● WHAT TO WORK ON: Return each line of the listing that contains the string "from".
# Start of RAW DATA
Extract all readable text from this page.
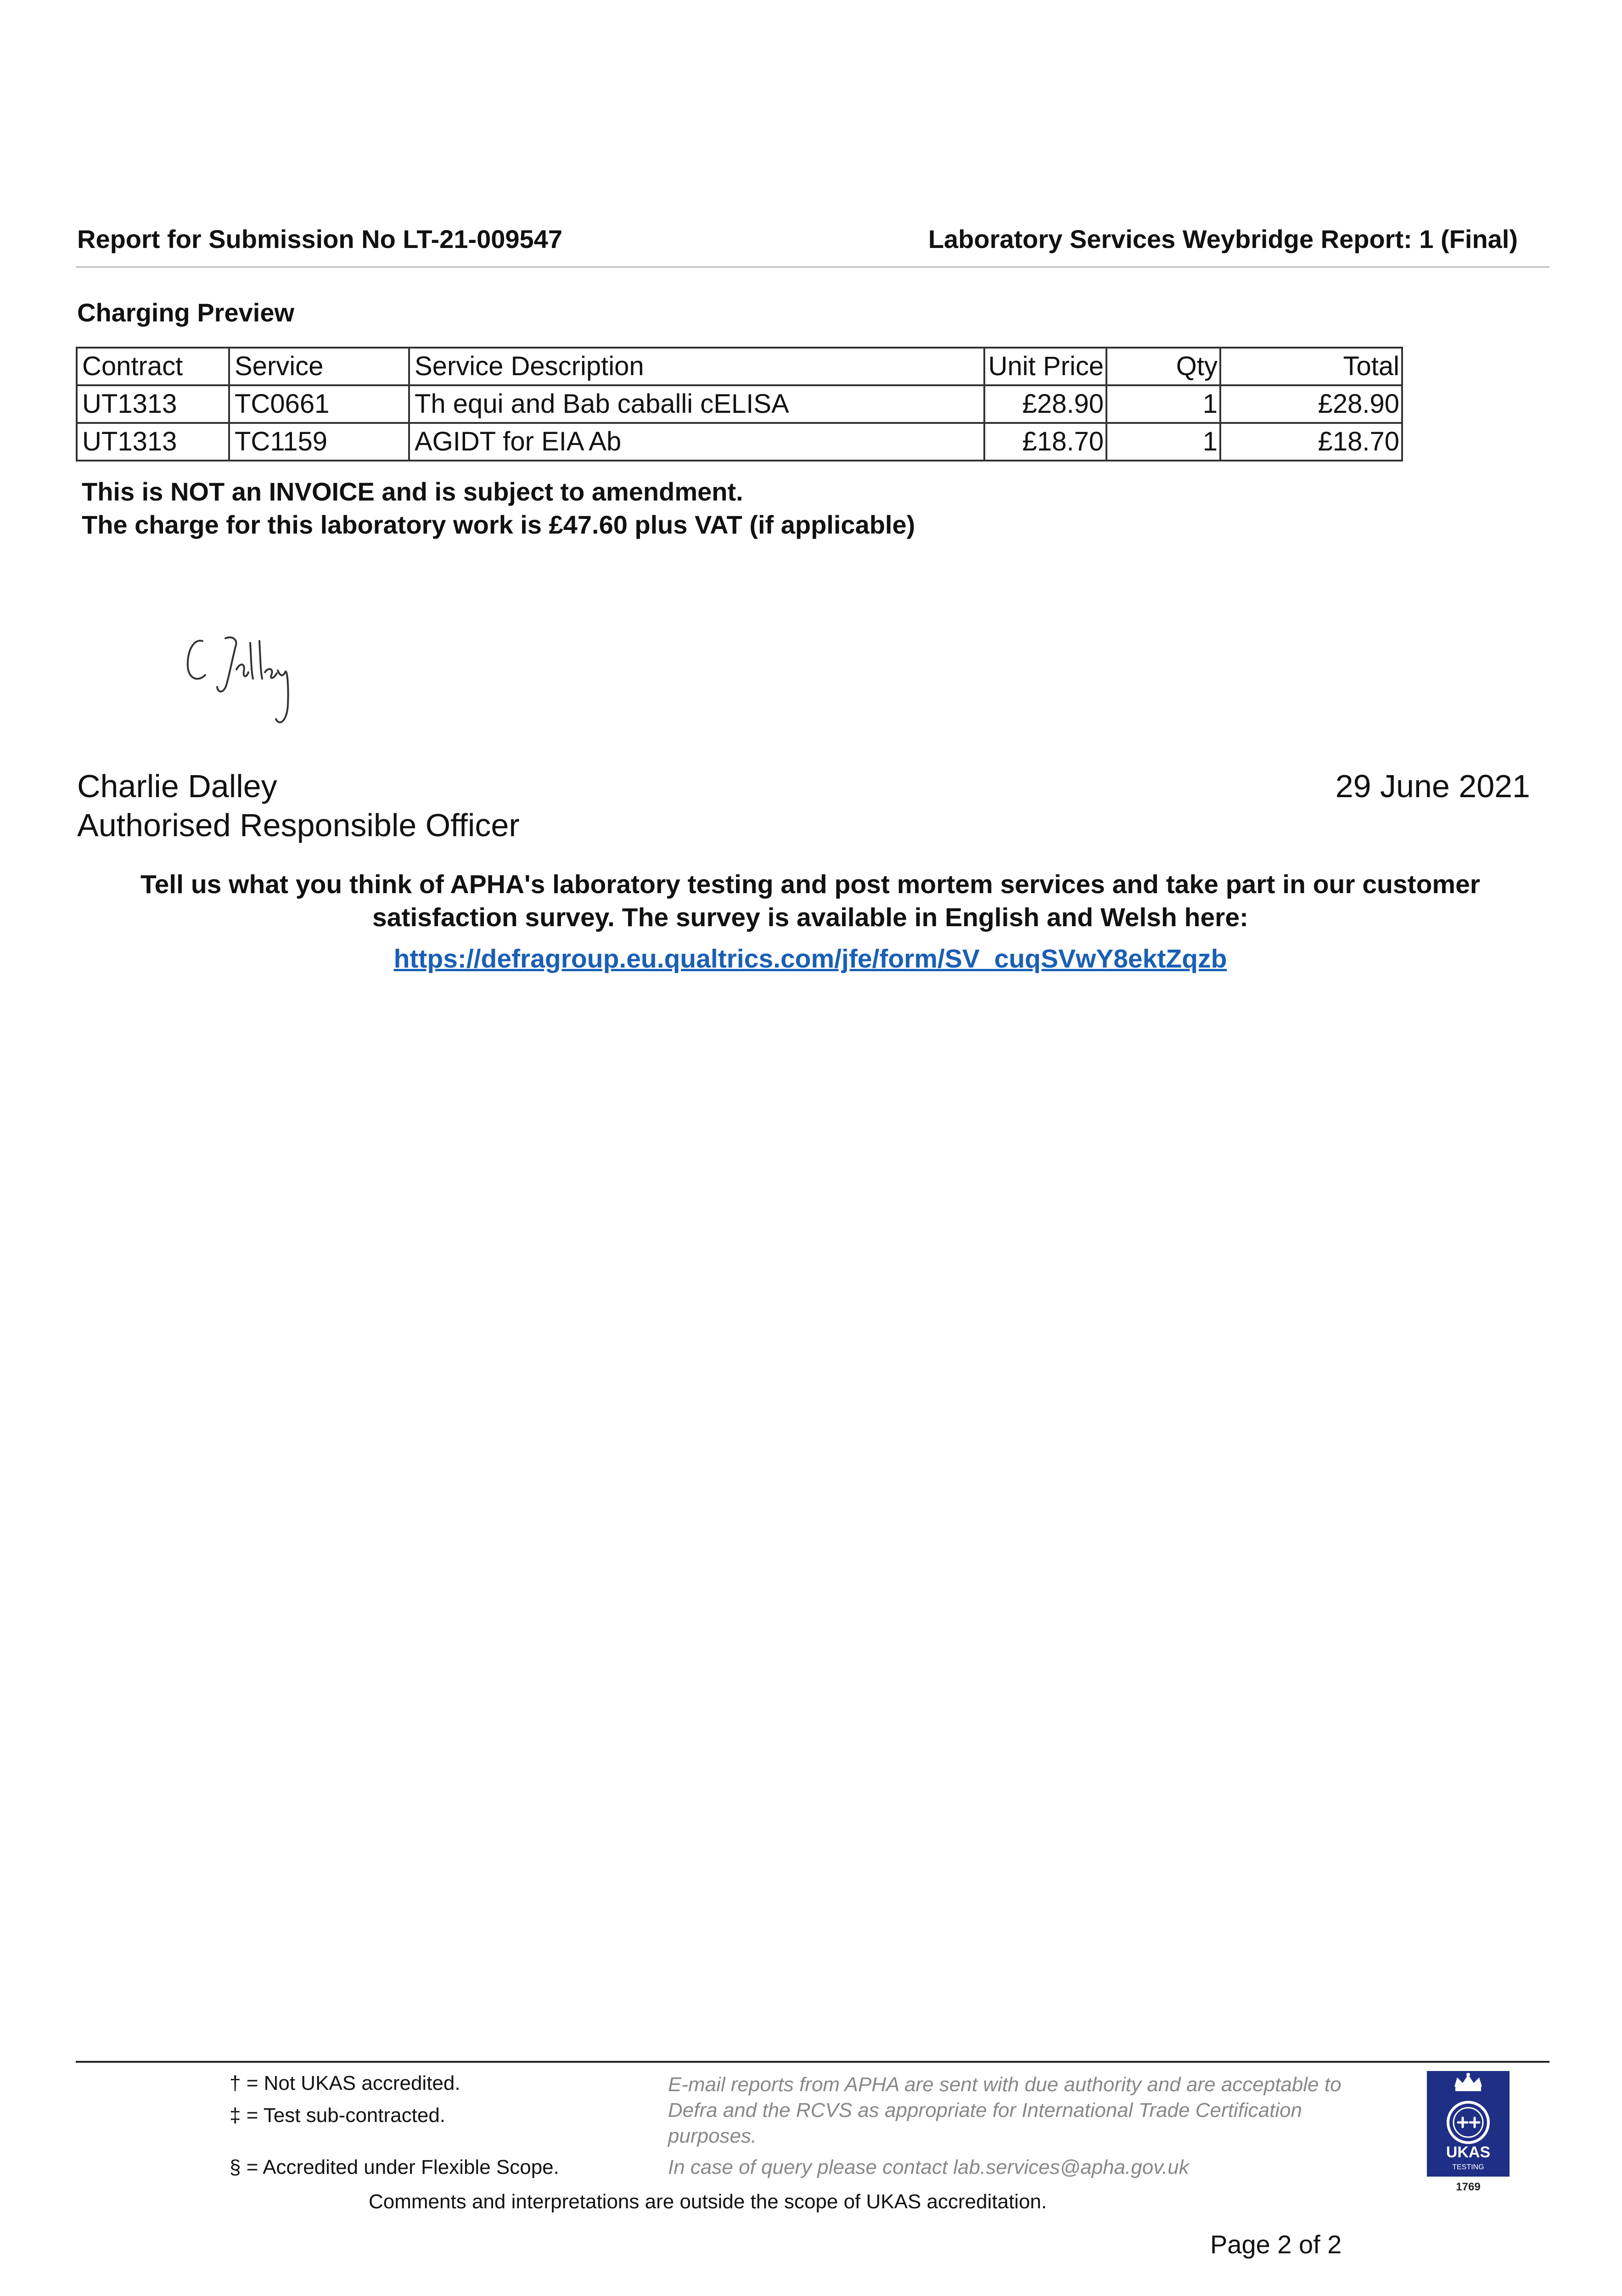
Report for Submission No LT-21-009547	Laboratory Services Weybridge Report: 1 (Final)
Charging Preview
Contract	Service	Service Description	Unit Price	Qty	Total
UT1313	TC0661	Th equi and Bab caballi cELISA	£28.90	1	£28.90
UT1313	TC1159	AGIDT for EIA Ab	£18.70	1	£18.70
This is NOT an INVOICE and is subject to amendment.
The charge for this laboratory work is £47.60 plus VAT (if applicable)
Charlie Dalley
Authorised Responsible Officer
29 June 2021
Tell us what you think of APHA's laboratory testing and post mortem services and take part in our customer
satisfaction survey. The survey is available in English and Welsh here:
https://defragroup.eu.qualtrics.com/jfe/form/SV_cuqSVwY8ektZqzb
† = Not UKAS accredited.
‡ = Test sub-contracted.
§ = Accredited under Flexible Scope.
E-mail reports from APHA are sent with due authority and are acceptable to Defra and the RCVS as appropriate for International Trade Certification purposes.
In case of query please contact lab.services@apha.gov.uk
Comments and interpretations are outside the scope of UKAS accreditation.
Page 2 of 2
UKAS
TESTING
1769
# End of RAW DATA
● WRITTEN REPLY:
Extract all readable text from this page.
E-mail reports from APHA are sent with due authority and are acceptable to Defra and the RCVS as appropriate for International Trade Certification purposes.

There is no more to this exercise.